*Challenge*. Where the string "this" occurs in the material below, report the whole line.

*Supplied information*.
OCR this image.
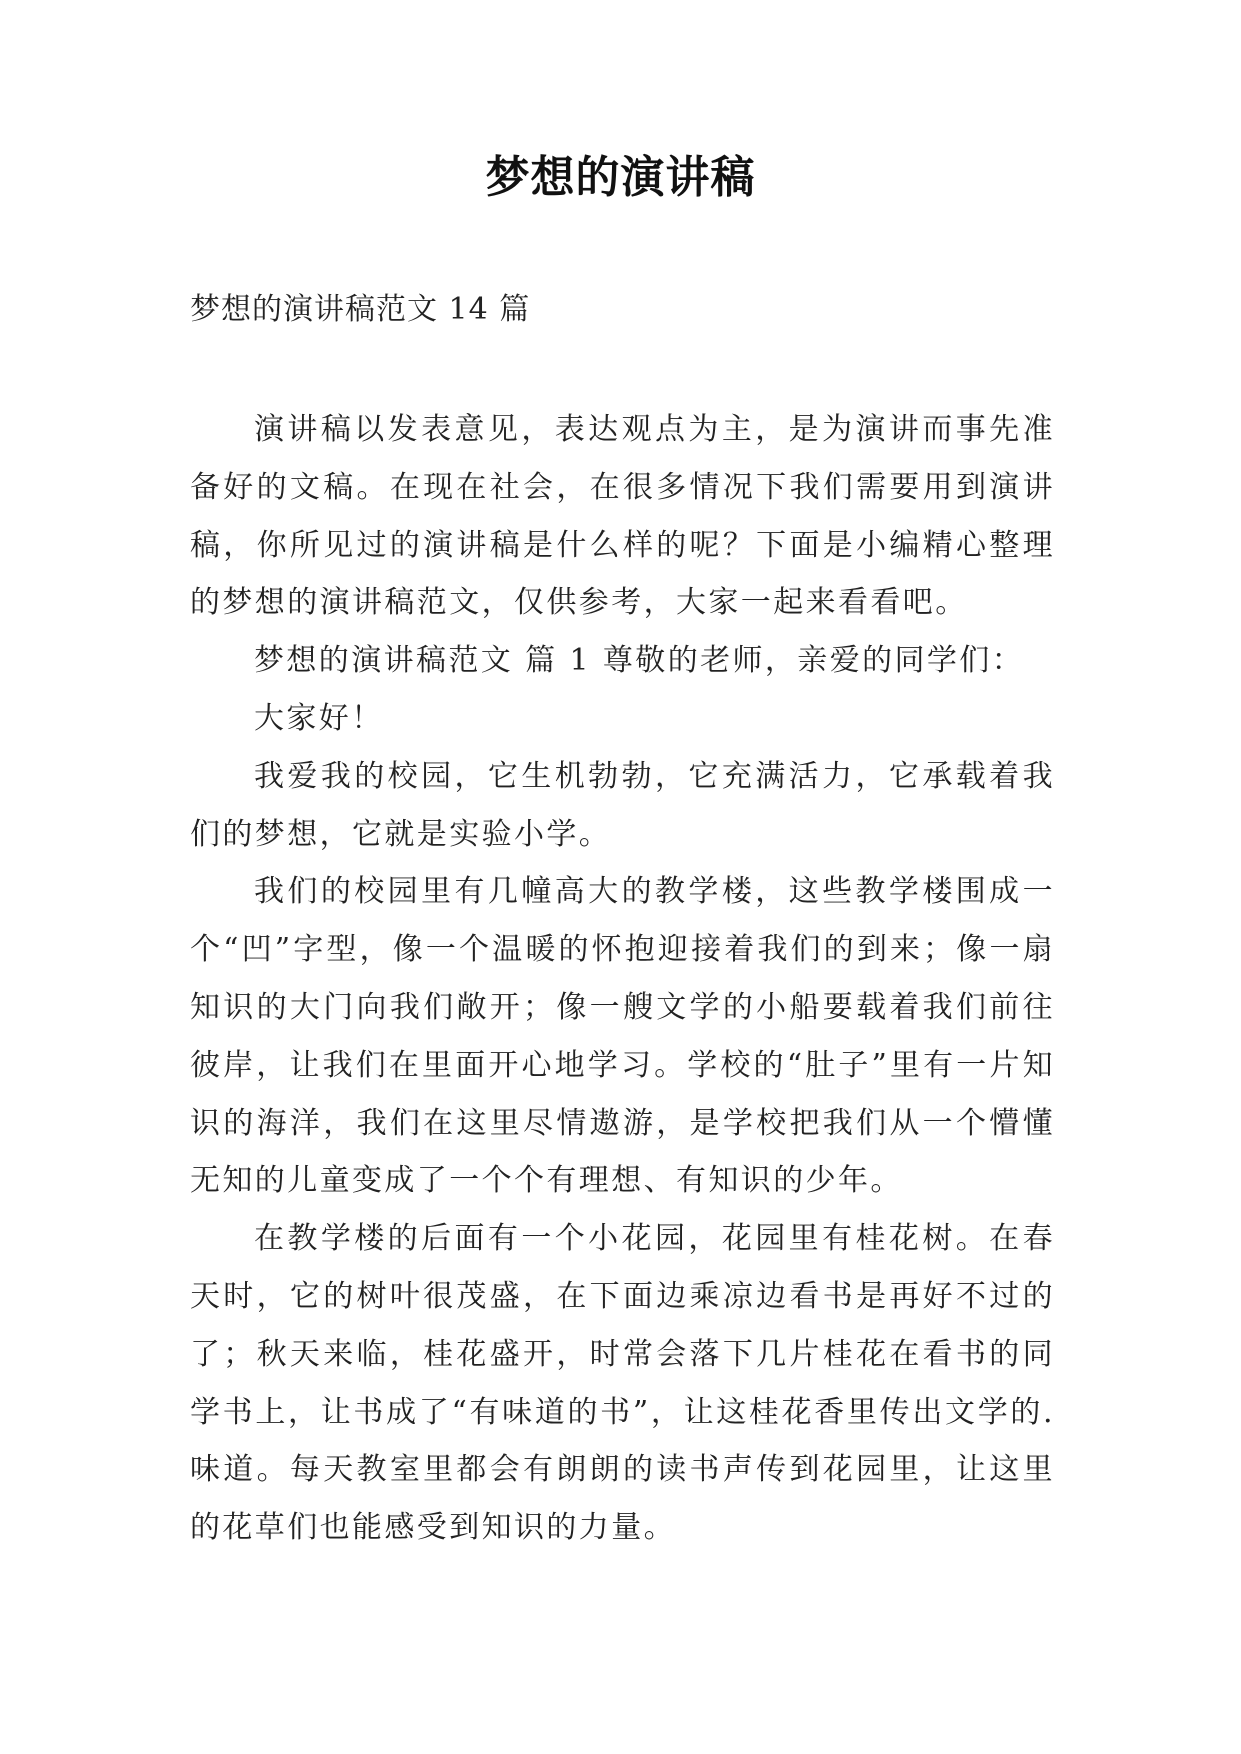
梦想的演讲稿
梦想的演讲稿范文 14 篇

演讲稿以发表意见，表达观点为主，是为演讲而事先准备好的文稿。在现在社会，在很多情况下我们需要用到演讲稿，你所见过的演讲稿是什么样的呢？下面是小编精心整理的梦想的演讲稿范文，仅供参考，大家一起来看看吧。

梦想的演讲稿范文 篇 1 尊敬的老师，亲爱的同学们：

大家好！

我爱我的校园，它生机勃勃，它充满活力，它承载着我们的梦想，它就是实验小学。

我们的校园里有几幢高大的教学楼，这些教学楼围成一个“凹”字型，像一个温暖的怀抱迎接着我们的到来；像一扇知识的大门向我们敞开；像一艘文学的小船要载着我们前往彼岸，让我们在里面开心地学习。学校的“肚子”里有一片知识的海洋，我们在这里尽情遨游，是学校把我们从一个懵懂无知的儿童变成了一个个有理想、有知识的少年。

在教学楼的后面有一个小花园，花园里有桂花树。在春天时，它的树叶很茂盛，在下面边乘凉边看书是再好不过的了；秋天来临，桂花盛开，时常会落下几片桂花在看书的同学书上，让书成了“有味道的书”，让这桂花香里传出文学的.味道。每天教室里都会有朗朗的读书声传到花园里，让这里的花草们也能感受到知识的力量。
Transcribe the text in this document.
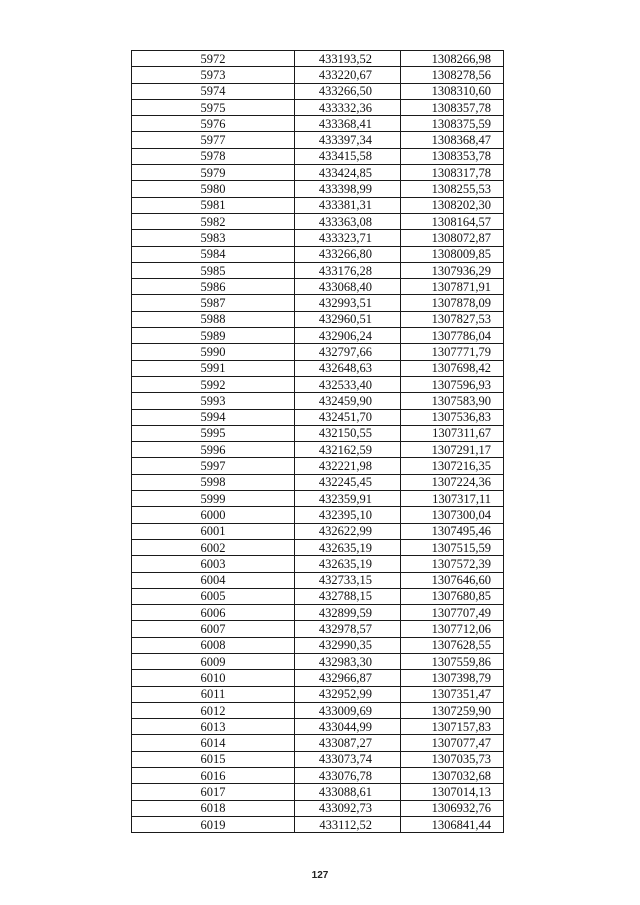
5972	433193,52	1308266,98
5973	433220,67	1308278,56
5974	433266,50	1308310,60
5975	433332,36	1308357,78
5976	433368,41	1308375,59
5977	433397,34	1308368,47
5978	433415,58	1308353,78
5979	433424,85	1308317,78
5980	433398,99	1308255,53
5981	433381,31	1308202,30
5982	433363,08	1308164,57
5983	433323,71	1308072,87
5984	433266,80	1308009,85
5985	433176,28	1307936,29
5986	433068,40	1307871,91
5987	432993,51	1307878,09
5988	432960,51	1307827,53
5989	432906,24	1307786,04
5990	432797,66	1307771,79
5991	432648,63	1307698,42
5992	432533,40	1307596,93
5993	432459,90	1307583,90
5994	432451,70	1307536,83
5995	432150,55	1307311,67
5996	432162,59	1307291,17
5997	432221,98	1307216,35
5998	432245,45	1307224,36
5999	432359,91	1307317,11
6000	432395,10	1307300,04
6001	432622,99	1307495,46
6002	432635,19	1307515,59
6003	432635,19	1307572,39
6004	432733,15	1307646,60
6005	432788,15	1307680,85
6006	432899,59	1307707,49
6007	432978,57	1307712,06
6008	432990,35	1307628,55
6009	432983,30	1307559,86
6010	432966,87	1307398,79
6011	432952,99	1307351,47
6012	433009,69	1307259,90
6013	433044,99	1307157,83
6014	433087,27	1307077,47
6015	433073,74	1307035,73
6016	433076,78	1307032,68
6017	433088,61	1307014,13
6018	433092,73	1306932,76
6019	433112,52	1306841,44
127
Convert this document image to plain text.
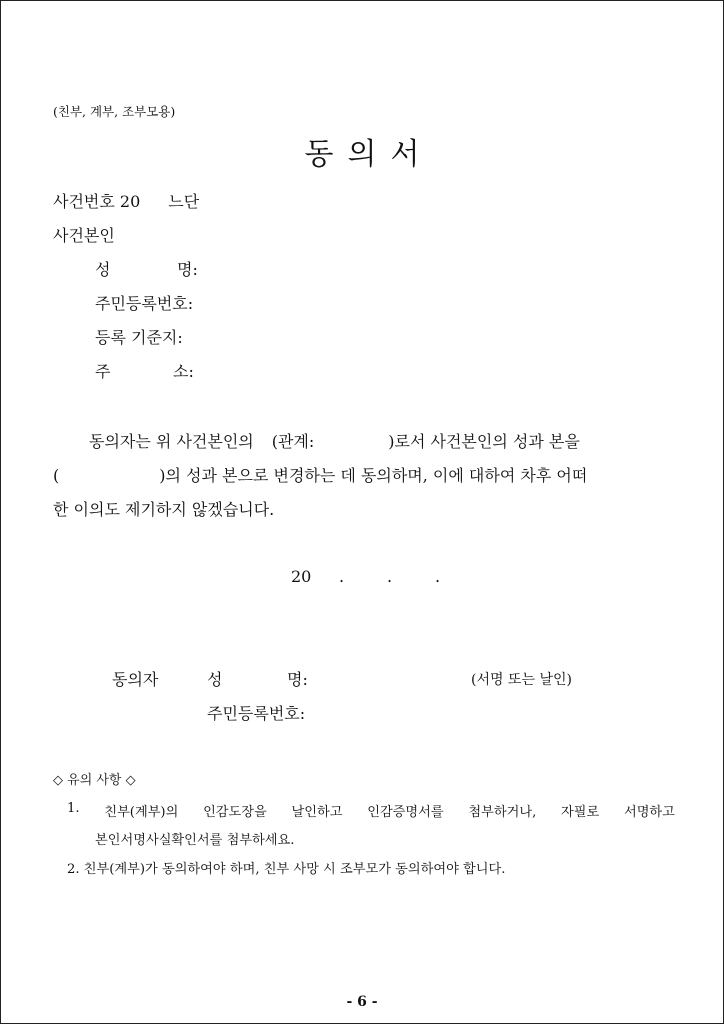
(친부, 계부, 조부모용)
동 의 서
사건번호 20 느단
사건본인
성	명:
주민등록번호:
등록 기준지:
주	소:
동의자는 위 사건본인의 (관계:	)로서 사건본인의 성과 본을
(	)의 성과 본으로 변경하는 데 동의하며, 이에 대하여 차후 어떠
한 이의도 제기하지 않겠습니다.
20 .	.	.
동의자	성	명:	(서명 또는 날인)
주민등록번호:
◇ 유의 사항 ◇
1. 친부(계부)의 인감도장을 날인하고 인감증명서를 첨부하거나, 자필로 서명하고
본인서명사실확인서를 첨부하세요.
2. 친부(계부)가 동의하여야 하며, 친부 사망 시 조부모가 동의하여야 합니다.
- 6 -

*Completed task*.
OCR this image.
Transcribe the text in this document.
Convert this document image to plain text.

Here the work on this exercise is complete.